◆ PROBLEM DETAILS:
The records that follow are to be transcribed in full, without their images.

Items from a figure collection

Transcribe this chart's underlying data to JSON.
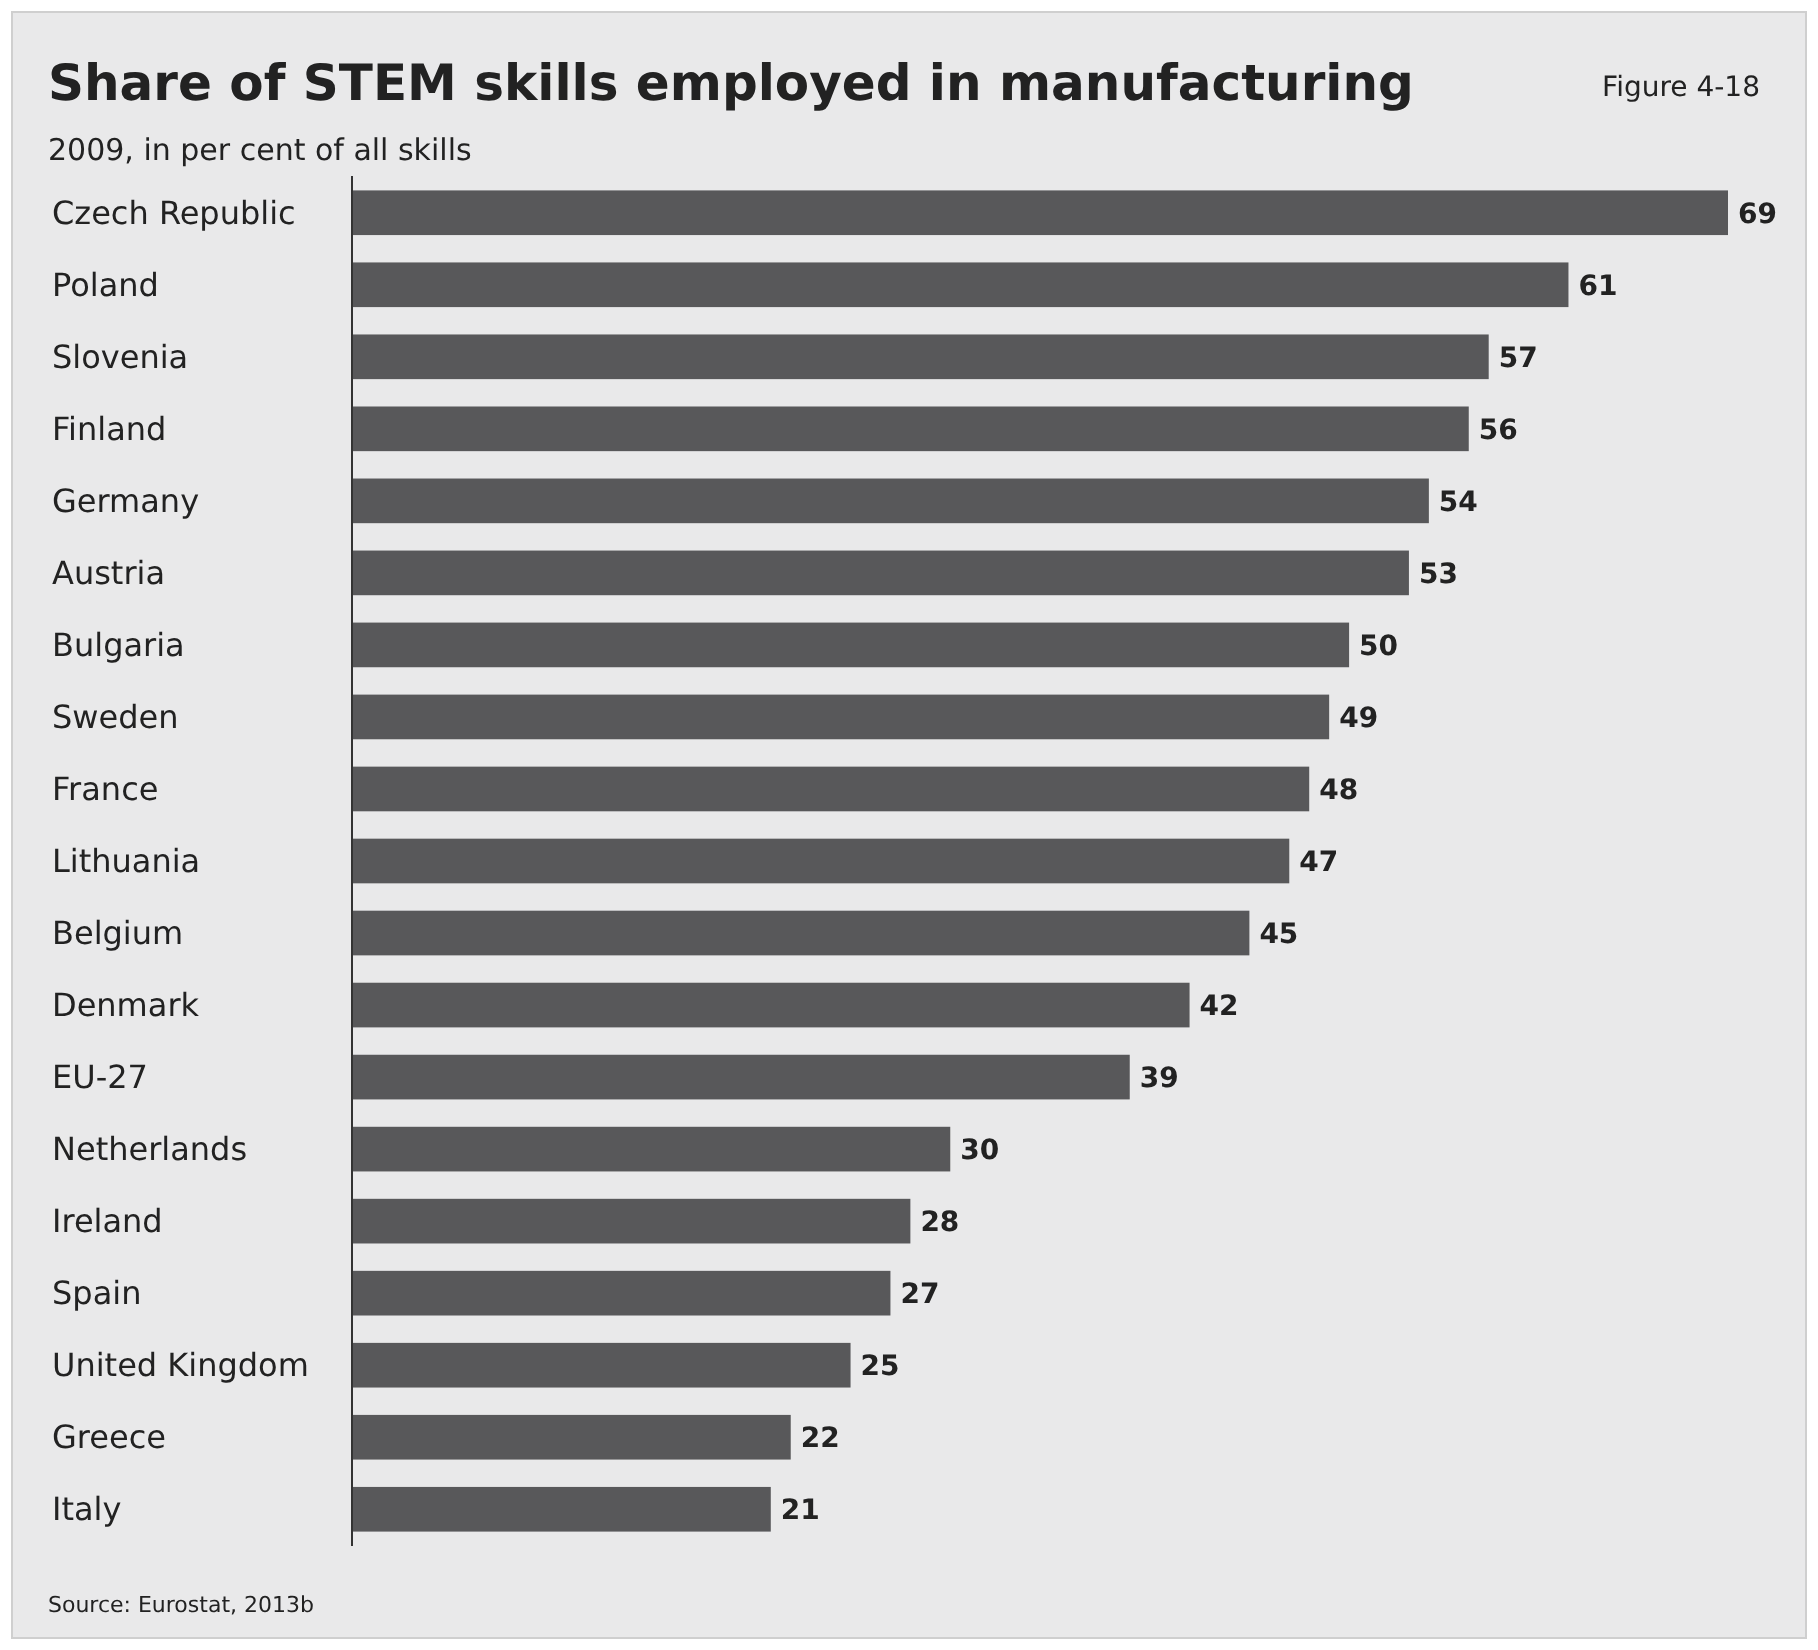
{
  "chart_data": {
    "type": "bar",
    "orientation": "horizontal",
    "title": "Share of STEM skills employed in manufacturing",
    "subtitle": "2009, in per cent of all skills",
    "annotations": [
      "Figure 4-18",
      "Source: Eurostat, 2013b"
    ],
    "categories": [
      "Czech Republic",
      "Poland",
      "Slovenia",
      "Finland",
      "Germany",
      "Austria",
      "Bulgaria",
      "Sweden",
      "France",
      "Lithuania",
      "Belgium",
      "Denmark",
      "EU-27",
      "Netherlands",
      "Ireland",
      "Spain",
      "United Kingdom",
      "Greece",
      "Italy"
    ],
    "values": [
      69,
      61,
      57,
      56,
      54,
      53,
      50,
      49,
      48,
      47,
      45,
      42,
      39,
      30,
      28,
      27,
      25,
      22,
      21
    ],
    "color": "#58585a",
    "data_labels": true
  }
}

◆ THE COMPLETED TASK:
Transcribe this chart's underlying data to JSON.
{
  "chart_data": {
    "type": "bar",
    "orientation": "horizontal",
    "title": "Share of STEM skills employed in manufacturing",
    "subtitle": "2009, in per cent of all skills",
    "annotations": [
      "Figure 4-18",
      "Source: Eurostat, 2013b"
    ],
    "categories": [
      "Czech Republic",
      "Poland",
      "Slovenia",
      "Finland",
      "Germany",
      "Austria",
      "Bulgaria",
      "Sweden",
      "France",
      "Lithuania",
      "Belgium",
      "Denmark",
      "EU-27",
      "Netherlands",
      "Ireland",
      "Spain",
      "United Kingdom",
      "Greece",
      "Italy"
    ],
    "values": [
      69,
      61,
      57,
      56,
      54,
      53,
      50,
      49,
      48,
      47,
      45,
      42,
      39,
      30,
      28,
      27,
      25,
      22,
      21
    ],
    "color": "#58585a",
    "data_labels": true
  }
}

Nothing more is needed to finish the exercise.